- _Exercise description_:
Please pull out every line that includes the string "object".

- _Data to use_:
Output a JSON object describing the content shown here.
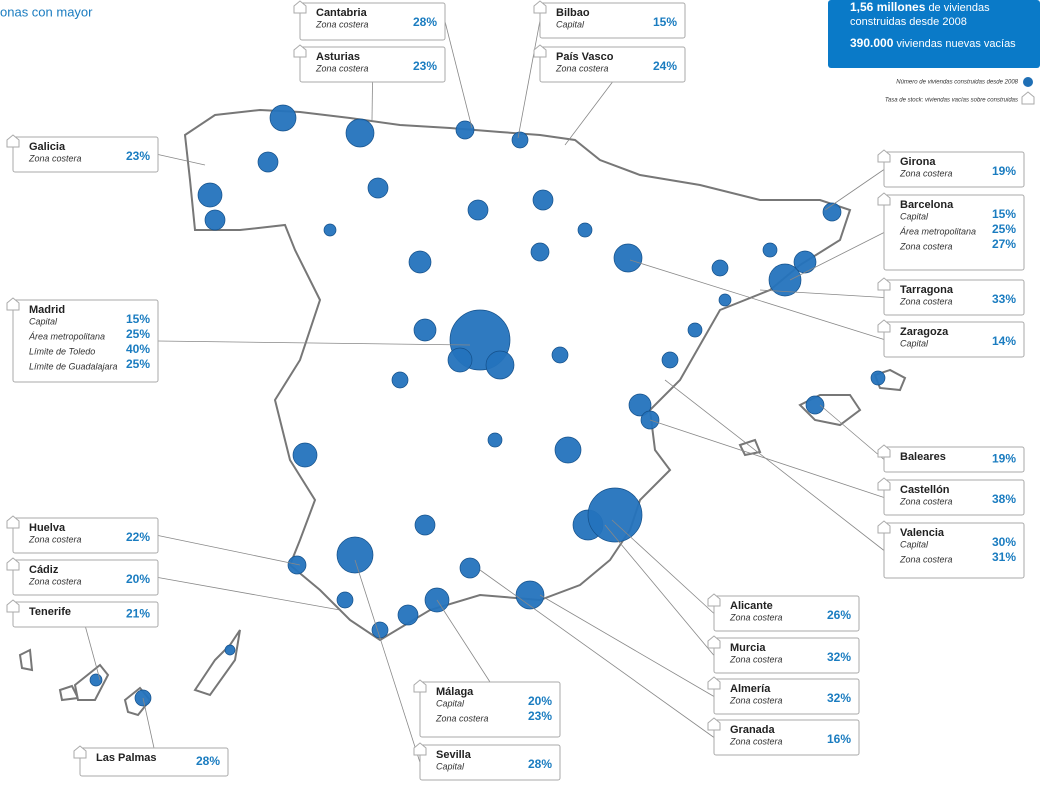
{
  "header": {
    "title": "onas con mayor"
  },
  "summary": {
    "line1_bold": "1,56 millones",
    "line1": "de viviendas",
    "line2": "construidas desde 2008",
    "line3_bold": "390.000",
    "line3": "viviendas nuevas vacías"
  },
  "legend": {
    "bubbles": "Número de viviendas construidas desde 2008",
    "stock": "Tasa de stock: viviendas vacías sobre construidas"
  },
  "boxes": [
    {
      "name": "Cantabria",
      "rows": [
        {
          "label": "Zona costera",
          "value": "28%"
        }
      ]
    },
    {
      "name": "Asturias",
      "rows": [
        {
          "label": "Zona costera",
          "value": "23%"
        }
      ]
    },
    {
      "name": "Bilbao",
      "rows": [
        {
          "label": "Capital",
          "value": "15%"
        }
      ]
    },
    {
      "name": "País Vasco",
      "rows": [
        {
          "label": "Zona costera",
          "value": "24%"
        }
      ]
    },
    {
      "name": "Galicia",
      "rows": [
        {
          "label": "Zona costera",
          "value": "23%"
        }
      ]
    },
    {
      "name": "Madrid",
      "rows": [
        {
          "label": "Capital",
          "value": "15%"
        },
        {
          "label": "Área metropolitana",
          "value": "25%"
        },
        {
          "label": "Límite de Toledo",
          "value": "40%"
        },
        {
          "label": "Límite de Guadalajara",
          "value": "25%"
        }
      ]
    },
    {
      "name": "Huelva",
      "rows": [
        {
          "label": "Zona costera",
          "value": "22%"
        }
      ]
    },
    {
      "name": "Cádiz",
      "rows": [
        {
          "label": "Zona costera",
          "value": "20%"
        }
      ]
    },
    {
      "name": "Tenerife",
      "value": "21%"
    },
    {
      "name": "Las Palmas",
      "value": "28%"
    },
    {
      "name": "Girona",
      "rows": [
        {
          "label": "Zona costera",
          "value": "19%"
        }
      ]
    },
    {
      "name": "Barcelona",
      "rows": [
        {
          "label": "Capital",
          "value": "15%"
        },
        {
          "label": "Área metropolitana",
          "value": "25%"
        },
        {
          "label": "Zona costera",
          "value": "27%"
        }
      ]
    },
    {
      "name": "Tarragona",
      "rows": [
        {
          "label": "Zona costera",
          "value": "33%"
        }
      ]
    },
    {
      "name": "Zaragoza",
      "rows": [
        {
          "label": "Capital",
          "value": "14%"
        }
      ]
    },
    {
      "name": "Baleares",
      "value": "19%"
    },
    {
      "name": "Castellón",
      "rows": [
        {
          "label": "Zona costera",
          "value": "38%"
        }
      ]
    },
    {
      "name": "Valencia",
      "rows": [
        {
          "label": "Capital",
          "value": "30%"
        },
        {
          "label": "Zona costera",
          "value": "31%"
        }
      ]
    },
    {
      "name": "Alicante",
      "rows": [
        {
          "label": "Zona costera",
          "value": "26%"
        }
      ]
    },
    {
      "name": "Murcia",
      "rows": [
        {
          "label": "Zona costera",
          "value": "32%"
        }
      ]
    },
    {
      "name": "Almería",
      "rows": [
        {
          "label": "Zona costera",
          "value": "32%"
        }
      ]
    },
    {
      "name": "Granada",
      "rows": [
        {
          "label": "Zona costera",
          "value": "16%"
        }
      ]
    },
    {
      "name": "Málaga",
      "rows": [
        {
          "label": "Capital",
          "value": "20%"
        },
        {
          "label": "Zona costera",
          "value": "23%"
        }
      ]
    },
    {
      "name": "Sevilla",
      "rows": [
        {
          "label": "Capital",
          "value": "28%"
        }
      ]
    }
  ]
}
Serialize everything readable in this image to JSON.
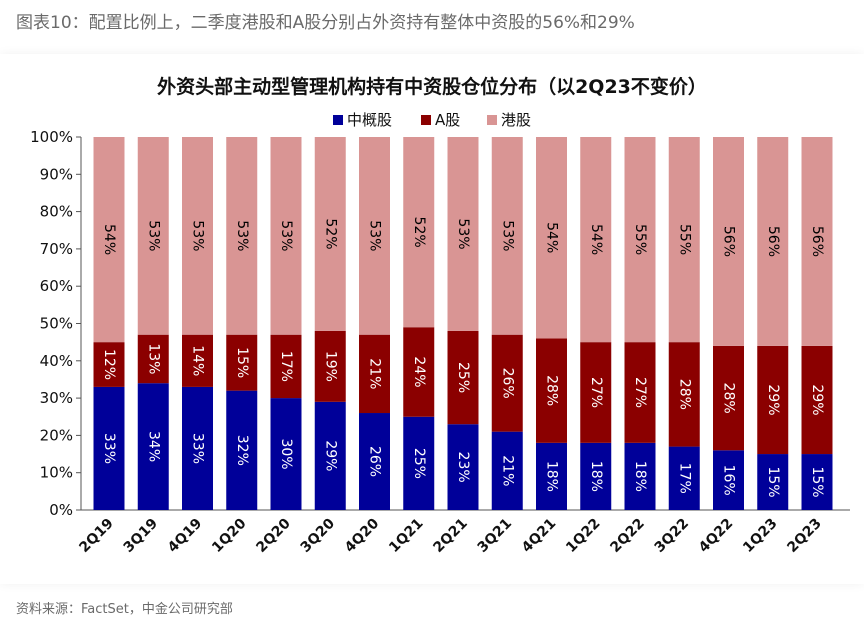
{
  "caption": "图表10：配置比例上，二季度港股和A股分别占外资持有整体中资股的56%和29%",
  "source": "资料来源：FactSet，中金公司研究部",
  "colors": {
    "series_china_adr": "#000099",
    "series_a_share": "#8b0000",
    "series_hk": "#d99594"
  },
  "chart_data": {
    "type": "bar",
    "stacked": true,
    "orientation": "vertical",
    "title": "外资头部主动型管理机构持有中资股仓位分布（以2Q23不变价）",
    "xlabel": "",
    "ylabel": "",
    "ylim": [
      0,
      100
    ],
    "y_tick_format": "percent",
    "y_ticks": [
      "0%",
      "10%",
      "20%",
      "30%",
      "40%",
      "50%",
      "60%",
      "70%",
      "80%",
      "90%",
      "100%"
    ],
    "legend_position": "top-center",
    "grid": false,
    "categories": [
      "2Q19",
      "3Q19",
      "4Q19",
      "1Q20",
      "2Q20",
      "3Q20",
      "4Q20",
      "1Q21",
      "2Q21",
      "3Q21",
      "4Q21",
      "1Q22",
      "2Q22",
      "3Q22",
      "4Q22",
      "1Q23",
      "2Q23"
    ],
    "series": [
      {
        "name": "中概股",
        "color": "#000099",
        "label_color": "#ffffff",
        "values": [
          33,
          34,
          33,
          32,
          30,
          29,
          26,
          25,
          23,
          21,
          18,
          18,
          18,
          17,
          16,
          15,
          15
        ]
      },
      {
        "name": "A股",
        "color": "#8b0000",
        "label_color": "#ffffff",
        "values": [
          12,
          13,
          14,
          15,
          17,
          19,
          21,
          24,
          25,
          26,
          28,
          27,
          27,
          28,
          28,
          29,
          29
        ]
      },
      {
        "name": "港股",
        "color": "#d99594",
        "label_color": "#000000",
        "values": [
          54,
          53,
          53,
          53,
          53,
          52,
          53,
          52,
          53,
          53,
          54,
          54,
          55,
          55,
          56,
          56,
          56
        ]
      }
    ]
  }
}
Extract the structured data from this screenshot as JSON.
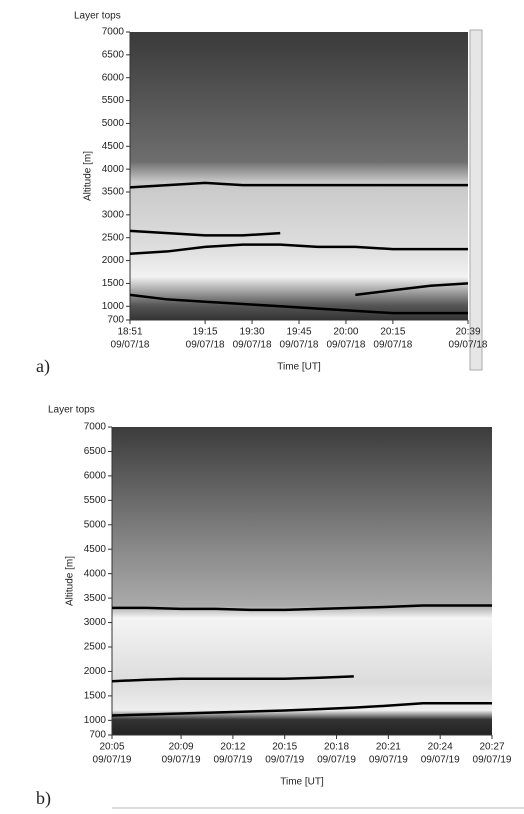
{
  "chart_data": [
    {
      "type": "line",
      "panel": "a)",
      "title": "Layer tops",
      "xlabel": "Time [UT]",
      "ylabel": "Altitude [m]",
      "xlim": [
        0,
        108
      ],
      "ylim": [
        700,
        7000
      ],
      "xticks": [
        {
          "value": 0,
          "label": "18:51",
          "date": "09/07/18"
        },
        {
          "value": 24,
          "label": "19:15",
          "date": "09/07/18"
        },
        {
          "value": 39,
          "label": "19:30",
          "date": "09/07/18"
        },
        {
          "value": 54,
          "label": "19:45",
          "date": "09/07/18"
        },
        {
          "value": 69,
          "label": "20:00",
          "date": "09/07/18"
        },
        {
          "value": 84,
          "label": "20:15",
          "date": "09/07/18"
        },
        {
          "value": 108,
          "label": "20:39",
          "date": "09/07/18"
        }
      ],
      "yticks": [
        700,
        1000,
        1500,
        2000,
        2500,
        3000,
        3500,
        4000,
        4500,
        5000,
        5500,
        6000,
        6500,
        7000
      ],
      "x": [
        0,
        12,
        24,
        36,
        48,
        60,
        72,
        84,
        96,
        108
      ],
      "series": [
        {
          "color": "#000000",
          "values": [
            3600,
            3650,
            3700,
            3650,
            3650,
            3650,
            3650,
            3650,
            3650,
            3650
          ]
        },
        {
          "color": "#000000",
          "values": [
            2150,
            2200,
            2300,
            2350,
            2350,
            2300,
            2300,
            2250,
            2250,
            2250
          ]
        },
        {
          "color": "#000000",
          "values": [
            2650,
            2600,
            2550,
            2550,
            2600,
            null,
            null,
            null,
            null,
            null
          ]
        },
        {
          "color": "#000000",
          "values": [
            1250,
            1150,
            1100,
            1050,
            1000,
            950,
            900,
            850,
            850,
            850
          ]
        },
        {
          "color": "#000000",
          "values": [
            null,
            null,
            null,
            null,
            null,
            null,
            1250,
            1350,
            1450,
            1500
          ]
        }
      ]
    },
    {
      "type": "line",
      "panel": "b)",
      "title": "Layer tops",
      "xlabel": "Time [UT]",
      "ylabel": "Altitude [m]",
      "xlim": [
        0,
        22
      ],
      "ylim": [
        700,
        7000
      ],
      "xticks": [
        {
          "value": 0,
          "label": "20:05",
          "date": "09/07/19"
        },
        {
          "value": 4,
          "label": "20:09",
          "date": "09/07/19"
        },
        {
          "value": 7,
          "label": "20:12",
          "date": "09/07/19"
        },
        {
          "value": 10,
          "label": "20:15",
          "date": "09/07/19"
        },
        {
          "value": 13,
          "label": "20:18",
          "date": "09/07/19"
        },
        {
          "value": 16,
          "label": "20:21",
          "date": "09/07/19"
        },
        {
          "value": 19,
          "label": "20:24",
          "date": "09/07/19"
        },
        {
          "value": 22,
          "label": "20:27",
          "date": "09/07/19"
        }
      ],
      "yticks": [
        700,
        1000,
        1500,
        2000,
        2500,
        3000,
        3500,
        4000,
        4500,
        5000,
        5500,
        6000,
        6500,
        7000
      ],
      "x": [
        0,
        2,
        4,
        6,
        8,
        10,
        12,
        14,
        16,
        18,
        20,
        22
      ],
      "series": [
        {
          "color": "#000000",
          "values": [
            3300,
            3300,
            3280,
            3280,
            3260,
            3260,
            3280,
            3300,
            3320,
            3350,
            3350,
            3350
          ]
        },
        {
          "color": "#000000",
          "values": [
            1800,
            1830,
            1850,
            1850,
            1850,
            1850,
            1870,
            1900,
            null,
            null,
            null,
            null
          ]
        },
        {
          "color": "#000000",
          "values": [
            1100,
            1120,
            1140,
            1160,
            1180,
            1200,
            1230,
            1260,
            1300,
            1350,
            1350,
            1350
          ]
        }
      ]
    }
  ]
}
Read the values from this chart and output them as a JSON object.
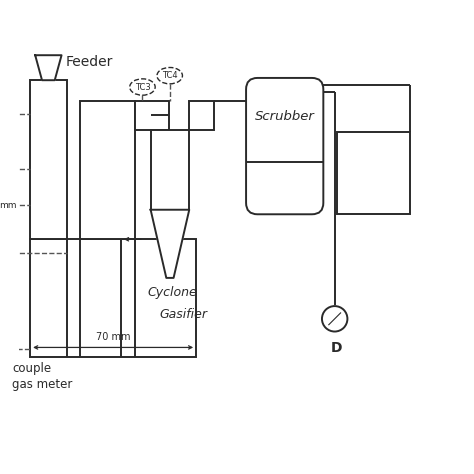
{
  "bg_color": "#ffffff",
  "lc": "#2a2a2a",
  "dc": "#555555",
  "lw": 1.4,
  "fs": 9,
  "labels": {
    "feeder": "Feeder",
    "cyclone": "Cyclone",
    "scrubber": "Scrubber",
    "gasifier": "Gasifier",
    "tc3": "TC3",
    "tc4": "TC4",
    "dim": "70 mm",
    "couple": "couple",
    "gas_meter": "gas meter",
    "D": "D",
    "mm": "mm"
  },
  "xlim": [
    0,
    10
  ],
  "ylim": [
    0,
    10
  ]
}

- _Full output_:
Output a JSON object describing the content shown here.
Read the values from this chart and output them as a JSON object.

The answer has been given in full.